Textauszug
◆ ◆ ◆

Stefanie Widder nahm kürzlich an einem intensiven "Research Programm" am Isaac Newton Institute for Mathematical Sciences in Cambridge (UK) teil, das ein Semester lang ExpertInnen zum Thema aus aller Welt zusammenbrachte. "Das Programm war sehr inspirierend, es gab mehrere Konferenzen und laufende Seminare. Gerade der Austausch zwischen MikrobiologInnen, die experimentell, und jenen, die theoretisch bzw. an Modellen arbeiten, war besonders fruchtbar und hat uns viel weiter gebracht."

Erfolgreiche Publikation#

In Cambridge ist Widder dann auch die Idee gekommen, ein "Meinungs-Paper" zum aktuellen Forschungsstand und den Herausforderungen an die Zukunft zu verfassen. Das ist unter ihren internationalen KollegInnen des Research Programs auf großes Interesse gestoßen: Entstanden ist eine Publikation mit 53 Co-AutorInnen, die kürzlich im ISME Journal (Multidisciplinary Journal of Microbial Ecology) publiziert wurde.

◆ ◆ ◆

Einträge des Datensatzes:
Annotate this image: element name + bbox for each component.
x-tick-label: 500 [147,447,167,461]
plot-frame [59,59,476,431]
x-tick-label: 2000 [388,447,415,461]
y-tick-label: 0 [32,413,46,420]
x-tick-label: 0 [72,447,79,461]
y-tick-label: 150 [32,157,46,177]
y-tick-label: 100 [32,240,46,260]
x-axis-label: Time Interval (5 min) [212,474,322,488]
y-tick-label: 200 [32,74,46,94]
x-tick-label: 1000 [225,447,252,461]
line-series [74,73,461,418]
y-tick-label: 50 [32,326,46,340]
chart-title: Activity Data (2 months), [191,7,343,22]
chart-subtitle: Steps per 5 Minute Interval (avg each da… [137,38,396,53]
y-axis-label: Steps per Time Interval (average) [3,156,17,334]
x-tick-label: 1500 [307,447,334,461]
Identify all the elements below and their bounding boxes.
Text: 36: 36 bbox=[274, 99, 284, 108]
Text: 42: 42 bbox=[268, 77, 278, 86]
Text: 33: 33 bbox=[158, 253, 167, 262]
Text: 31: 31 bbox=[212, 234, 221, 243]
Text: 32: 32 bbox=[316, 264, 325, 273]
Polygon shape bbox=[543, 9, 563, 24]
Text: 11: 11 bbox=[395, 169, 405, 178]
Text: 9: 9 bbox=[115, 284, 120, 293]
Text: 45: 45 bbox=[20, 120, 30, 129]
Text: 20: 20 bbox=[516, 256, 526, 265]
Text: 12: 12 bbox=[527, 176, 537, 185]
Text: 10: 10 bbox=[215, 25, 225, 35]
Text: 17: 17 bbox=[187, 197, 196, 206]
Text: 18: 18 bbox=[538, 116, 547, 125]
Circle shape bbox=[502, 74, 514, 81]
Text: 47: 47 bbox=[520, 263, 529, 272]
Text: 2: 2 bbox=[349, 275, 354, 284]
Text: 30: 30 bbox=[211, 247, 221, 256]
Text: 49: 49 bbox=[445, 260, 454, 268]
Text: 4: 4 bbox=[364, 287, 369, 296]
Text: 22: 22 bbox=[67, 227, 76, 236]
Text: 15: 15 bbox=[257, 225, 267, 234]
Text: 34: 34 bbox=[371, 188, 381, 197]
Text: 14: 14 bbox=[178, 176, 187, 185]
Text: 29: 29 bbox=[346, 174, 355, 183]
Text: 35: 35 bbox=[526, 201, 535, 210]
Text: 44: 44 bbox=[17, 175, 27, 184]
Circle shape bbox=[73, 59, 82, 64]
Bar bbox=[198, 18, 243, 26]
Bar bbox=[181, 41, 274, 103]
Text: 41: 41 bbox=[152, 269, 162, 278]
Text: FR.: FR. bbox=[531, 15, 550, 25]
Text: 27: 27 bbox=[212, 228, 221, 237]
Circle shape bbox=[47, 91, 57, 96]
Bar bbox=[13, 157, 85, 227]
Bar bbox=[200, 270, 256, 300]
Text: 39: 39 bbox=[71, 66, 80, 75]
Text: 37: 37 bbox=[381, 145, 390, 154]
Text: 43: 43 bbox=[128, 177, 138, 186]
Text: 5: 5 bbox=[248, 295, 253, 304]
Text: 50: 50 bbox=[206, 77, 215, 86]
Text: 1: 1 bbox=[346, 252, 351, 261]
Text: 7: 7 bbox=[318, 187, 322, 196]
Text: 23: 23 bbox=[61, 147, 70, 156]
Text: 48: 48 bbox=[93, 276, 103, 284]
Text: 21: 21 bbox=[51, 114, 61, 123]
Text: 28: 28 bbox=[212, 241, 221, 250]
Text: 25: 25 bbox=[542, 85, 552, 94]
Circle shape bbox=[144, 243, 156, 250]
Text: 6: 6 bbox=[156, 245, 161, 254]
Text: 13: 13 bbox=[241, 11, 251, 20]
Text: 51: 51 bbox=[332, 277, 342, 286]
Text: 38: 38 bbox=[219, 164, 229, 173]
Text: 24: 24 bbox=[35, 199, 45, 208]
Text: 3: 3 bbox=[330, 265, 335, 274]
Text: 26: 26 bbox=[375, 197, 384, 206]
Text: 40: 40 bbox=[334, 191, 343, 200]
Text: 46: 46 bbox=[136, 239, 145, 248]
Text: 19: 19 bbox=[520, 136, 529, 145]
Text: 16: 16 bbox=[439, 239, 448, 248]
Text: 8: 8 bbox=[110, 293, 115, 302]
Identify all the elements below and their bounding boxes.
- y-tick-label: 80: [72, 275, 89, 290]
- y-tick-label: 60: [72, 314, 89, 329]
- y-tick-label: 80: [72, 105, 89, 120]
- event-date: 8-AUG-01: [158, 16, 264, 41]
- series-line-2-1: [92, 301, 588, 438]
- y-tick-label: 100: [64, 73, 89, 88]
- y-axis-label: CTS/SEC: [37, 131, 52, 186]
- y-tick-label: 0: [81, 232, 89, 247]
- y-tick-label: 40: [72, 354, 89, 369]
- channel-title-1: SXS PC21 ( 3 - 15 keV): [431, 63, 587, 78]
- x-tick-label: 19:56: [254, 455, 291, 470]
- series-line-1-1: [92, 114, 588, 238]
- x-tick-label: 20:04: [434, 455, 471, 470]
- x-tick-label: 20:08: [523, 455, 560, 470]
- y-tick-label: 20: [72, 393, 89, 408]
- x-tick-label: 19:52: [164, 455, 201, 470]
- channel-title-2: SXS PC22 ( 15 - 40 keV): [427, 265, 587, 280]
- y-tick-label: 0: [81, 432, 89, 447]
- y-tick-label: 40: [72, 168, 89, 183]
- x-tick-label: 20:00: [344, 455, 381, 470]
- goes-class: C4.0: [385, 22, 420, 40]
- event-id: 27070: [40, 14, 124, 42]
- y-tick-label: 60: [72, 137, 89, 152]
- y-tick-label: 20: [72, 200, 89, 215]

◆ ◆ ◆

Anforderung 1
Nennen Sie alle Personenbezeichnungen mit Binnen-I (Großbuchstabe I im Wortinneren), die im Textauszug über Stefanie Widders Forschungsprogramm vorkommen.
Anforderung 2
Geben Sie einen Abschnitt aus dem Textauszug über Stefanie Widders Forschungsprogramm wortgetreu wieder: Beginnen Sie bei den Worten „Erfolgreiche Publikation#“ und hören Sie nach den Worten „Ecology) publiziert wurde.“ auf.

Schriftliche Lösung 1
ExpertInnen, MikrobiologInnen, KollegInnen, Co-AutorInnen

Schriftliche Lösung 2
Erfolgreiche Publikation#

In Cambridge ist Widder dann auch die Idee gekommen, ein "Meinungs-Paper" zum aktuellen Forschungsstand und den Herausforderungen an die Zukunft zu verfassen. Das ist unter ihren internationalen KollegInnen des Research Programs auf großes Interesse gestoßen: Entstanden ist eine Publikation mit 53 Co-AutorInnen, die kürzlich im ISME Journal (Multidisciplinary Journal of Microbial Ecology) publiziert wurde.